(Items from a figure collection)
^^^^

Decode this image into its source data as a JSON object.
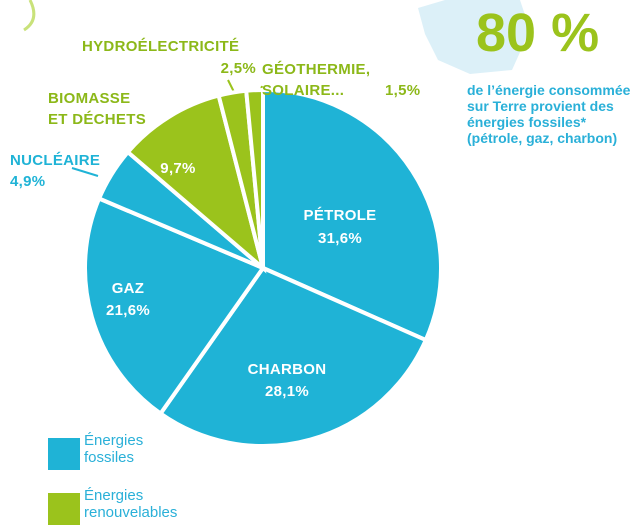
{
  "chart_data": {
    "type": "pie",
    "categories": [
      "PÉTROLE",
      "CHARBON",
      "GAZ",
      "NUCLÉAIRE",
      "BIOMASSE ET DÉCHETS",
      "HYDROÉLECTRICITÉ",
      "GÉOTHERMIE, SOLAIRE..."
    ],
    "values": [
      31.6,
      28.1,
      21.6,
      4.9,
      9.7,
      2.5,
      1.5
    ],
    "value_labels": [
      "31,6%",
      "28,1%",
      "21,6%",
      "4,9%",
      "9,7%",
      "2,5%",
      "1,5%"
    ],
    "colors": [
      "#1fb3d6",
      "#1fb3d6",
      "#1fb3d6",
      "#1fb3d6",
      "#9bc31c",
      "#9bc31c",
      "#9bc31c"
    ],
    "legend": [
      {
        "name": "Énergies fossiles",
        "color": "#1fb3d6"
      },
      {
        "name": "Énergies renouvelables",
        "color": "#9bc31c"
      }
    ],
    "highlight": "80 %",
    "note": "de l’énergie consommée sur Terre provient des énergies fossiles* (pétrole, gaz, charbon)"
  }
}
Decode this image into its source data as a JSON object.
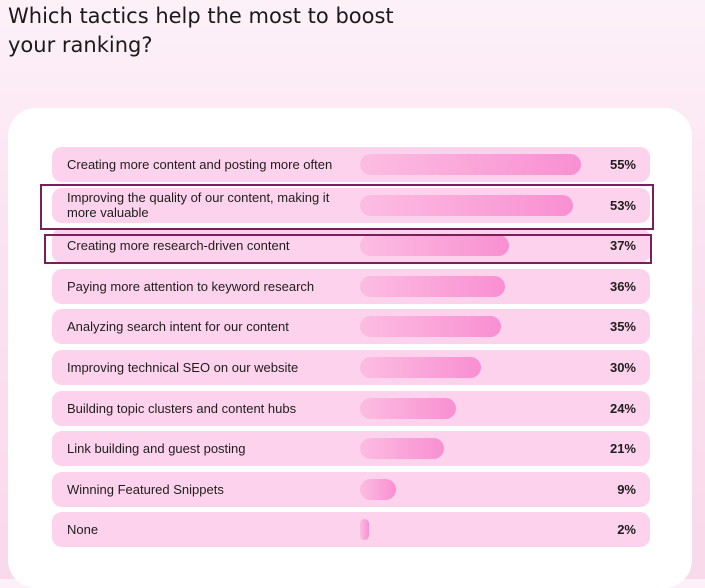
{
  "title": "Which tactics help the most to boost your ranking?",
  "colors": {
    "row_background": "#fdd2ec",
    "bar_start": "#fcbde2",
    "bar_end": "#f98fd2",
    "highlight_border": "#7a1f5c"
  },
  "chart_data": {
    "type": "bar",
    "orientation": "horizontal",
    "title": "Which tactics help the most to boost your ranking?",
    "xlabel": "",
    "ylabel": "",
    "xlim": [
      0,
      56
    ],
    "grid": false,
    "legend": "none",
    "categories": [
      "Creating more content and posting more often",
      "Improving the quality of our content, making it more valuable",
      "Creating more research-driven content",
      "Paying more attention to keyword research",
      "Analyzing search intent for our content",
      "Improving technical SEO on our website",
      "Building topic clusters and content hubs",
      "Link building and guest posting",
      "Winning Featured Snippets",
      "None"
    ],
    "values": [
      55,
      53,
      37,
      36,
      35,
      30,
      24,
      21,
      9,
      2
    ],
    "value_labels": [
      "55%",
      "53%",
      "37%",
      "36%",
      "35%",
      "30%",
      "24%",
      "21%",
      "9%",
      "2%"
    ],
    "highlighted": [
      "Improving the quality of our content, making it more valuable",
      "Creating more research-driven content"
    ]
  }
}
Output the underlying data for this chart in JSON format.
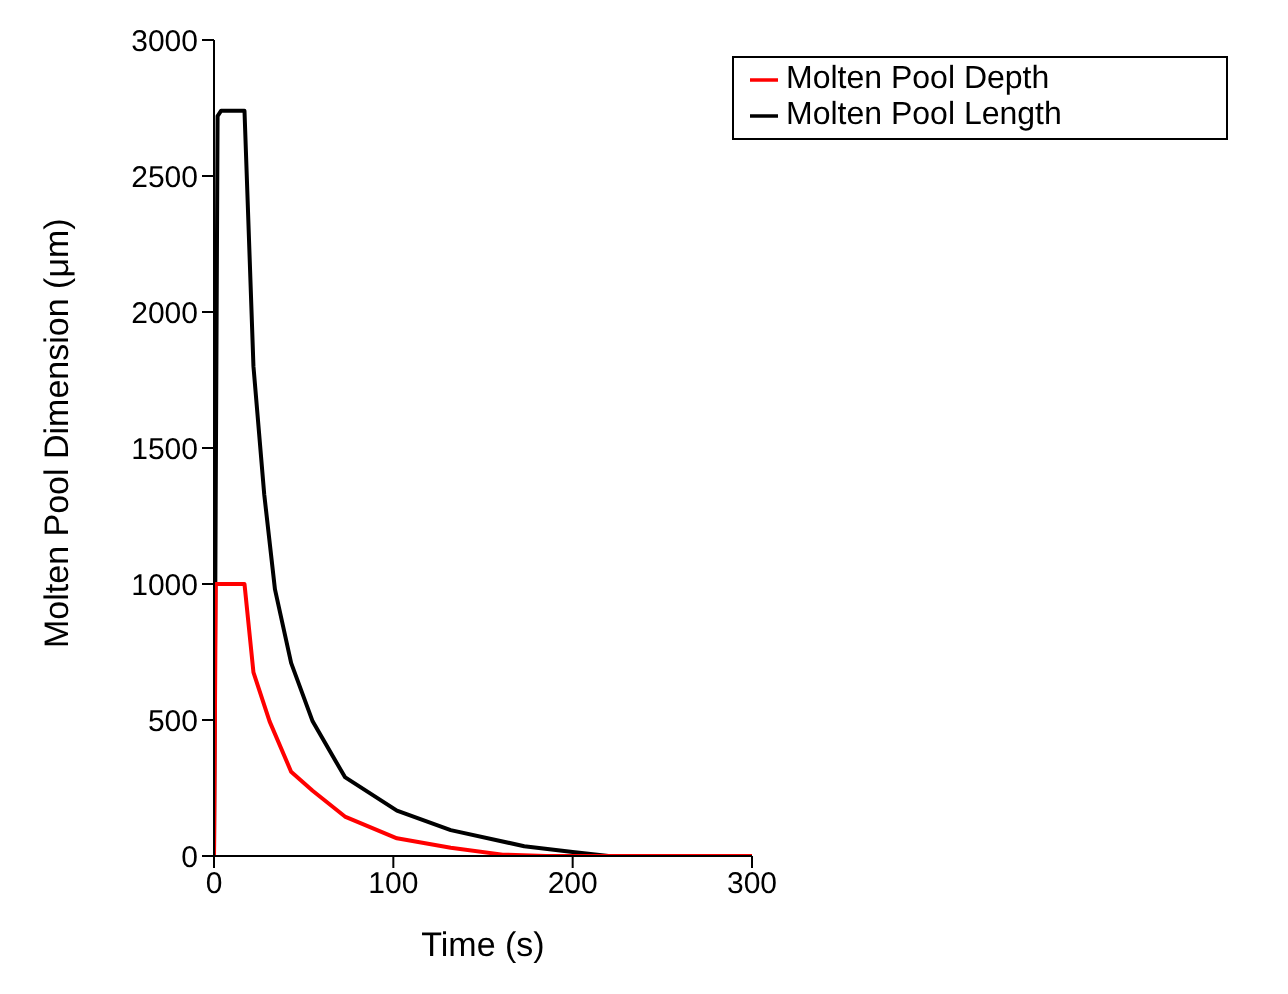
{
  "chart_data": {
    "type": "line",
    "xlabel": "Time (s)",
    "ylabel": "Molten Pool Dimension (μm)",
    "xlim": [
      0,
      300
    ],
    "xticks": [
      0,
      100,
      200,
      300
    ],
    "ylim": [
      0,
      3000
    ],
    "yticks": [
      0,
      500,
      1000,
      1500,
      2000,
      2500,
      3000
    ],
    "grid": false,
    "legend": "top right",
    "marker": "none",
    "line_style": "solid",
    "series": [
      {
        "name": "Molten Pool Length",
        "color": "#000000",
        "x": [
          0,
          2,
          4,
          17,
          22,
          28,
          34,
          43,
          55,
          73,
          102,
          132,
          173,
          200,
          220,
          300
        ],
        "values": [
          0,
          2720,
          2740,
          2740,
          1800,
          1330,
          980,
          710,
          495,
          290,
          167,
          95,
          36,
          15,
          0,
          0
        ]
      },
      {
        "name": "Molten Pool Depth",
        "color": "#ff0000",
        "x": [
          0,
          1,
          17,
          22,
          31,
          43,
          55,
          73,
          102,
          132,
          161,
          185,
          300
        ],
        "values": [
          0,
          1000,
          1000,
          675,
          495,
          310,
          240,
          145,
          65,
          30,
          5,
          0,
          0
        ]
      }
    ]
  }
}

^^^^

Written problem. Repeat the listing verbatim. Skip the pictures.

Exercise output.
Decode this image into its source data as a JSON object.
{
  "chart_data": {
    "type": "pie",
    "categories": [
      "PÉTROLE",
      "CHARBON",
      "GAZ",
      "NUCLÉAIRE",
      "BIOMASSE ET DÉCHETS",
      "HYDROÉLECTRICITÉ",
      "GÉOTHERMIE, SOLAIRE..."
    ],
    "values": [
      31.6,
      28.1,
      21.6,
      4.9,
      9.7,
      2.5,
      1.5
    ],
    "value_labels": [
      "31,6%",
      "28,1%",
      "21,6%",
      "4,9%",
      "9,7%",
      "2,5%",
      "1,5%"
    ],
    "colors": [
      "#1fb3d6",
      "#1fb3d6",
      "#1fb3d6",
      "#1fb3d6",
      "#9bc31c",
      "#9bc31c",
      "#9bc31c"
    ],
    "legend": [
      {
        "name": "Énergies fossiles",
        "color": "#1fb3d6"
      },
      {
        "name": "Énergies renouvelables",
        "color": "#9bc31c"
      }
    ],
    "highlight": "80 %",
    "note": "de l’énergie consommée sur Terre provient des énergies fossiles* (pétrole, gaz, charbon)"
  }
}
Decode this image into its source data as a JSON object.
{
  "title": "Which tactics help the most to boost your ranking?",
  "colors": {
    "row_background": "#fdd2ec",
    "bar_start": "#fcbde2",
    "bar_end": "#f98fd2",
    "highlight_border": "#7a1f5c"
  },
  "chart_data": {
    "type": "bar",
    "orientation": "horizontal",
    "title": "Which tactics help the most to boost your ranking?",
    "xlabel": "",
    "ylabel": "",
    "xlim": [
      0,
      56
    ],
    "grid": false,
    "legend": "none",
    "categories": [
      "Creating more content and posting more often",
      "Improving the quality of our content, making it more valuable",
      "Creating more research-driven content",
      "Paying more attention to keyword research",
      "Analyzing search intent for our content",
      "Improving technical SEO on our website",
      "Building topic clusters and content hubs",
      "Link building and guest posting",
      "Winning Featured Snippets",
      "None"
    ],
    "values": [
      55,
      53,
      37,
      36,
      35,
      30,
      24,
      21,
      9,
      2
    ],
    "value_labels": [
      "55%",
      "53%",
      "37%",
      "36%",
      "35%",
      "30%",
      "24%",
      "21%",
      "9%",
      "2%"
    ],
    "highlighted": [
      "Improving the quality of our content, making it more valuable",
      "Creating more research-driven content"
    ]
  }
}
Output the underlying data for this chart in JSON format.
{
  "chart_data": {
    "type": "line",
    "xlabel": "Time (s)",
    "ylabel": "Molten Pool Dimension (μm)",
    "xlim": [
      0,
      300
    ],
    "xticks": [
      0,
      100,
      200,
      300
    ],
    "ylim": [
      0,
      3000
    ],
    "yticks": [
      0,
      500,
      1000,
      1500,
      2000,
      2500,
      3000
    ],
    "grid": false,
    "legend": "top right",
    "marker": "none",
    "line_style": "solid",
    "series": [
      {
        "name": "Molten Pool Length",
        "color": "#000000",
        "x": [
          0,
          2,
          4,
          17,
          22,
          28,
          34,
          43,
          55,
          73,
          102,
          132,
          173,
          200,
          220,
          300
        ],
        "values": [
          0,
          2720,
          2740,
          2740,
          1800,
          1330,
          980,
          710,
          495,
          290,
          167,
          95,
          36,
          15,
          0,
          0
        ]
      },
      {
        "name": "Molten Pool Depth",
        "color": "#ff0000",
        "x": [
          0,
          1,
          17,
          22,
          31,
          43,
          55,
          73,
          102,
          132,
          161,
          185,
          300
        ],
        "values": [
          0,
          1000,
          1000,
          675,
          495,
          310,
          240,
          145,
          65,
          30,
          5,
          0,
          0
        ]
      }
    ]
  }
}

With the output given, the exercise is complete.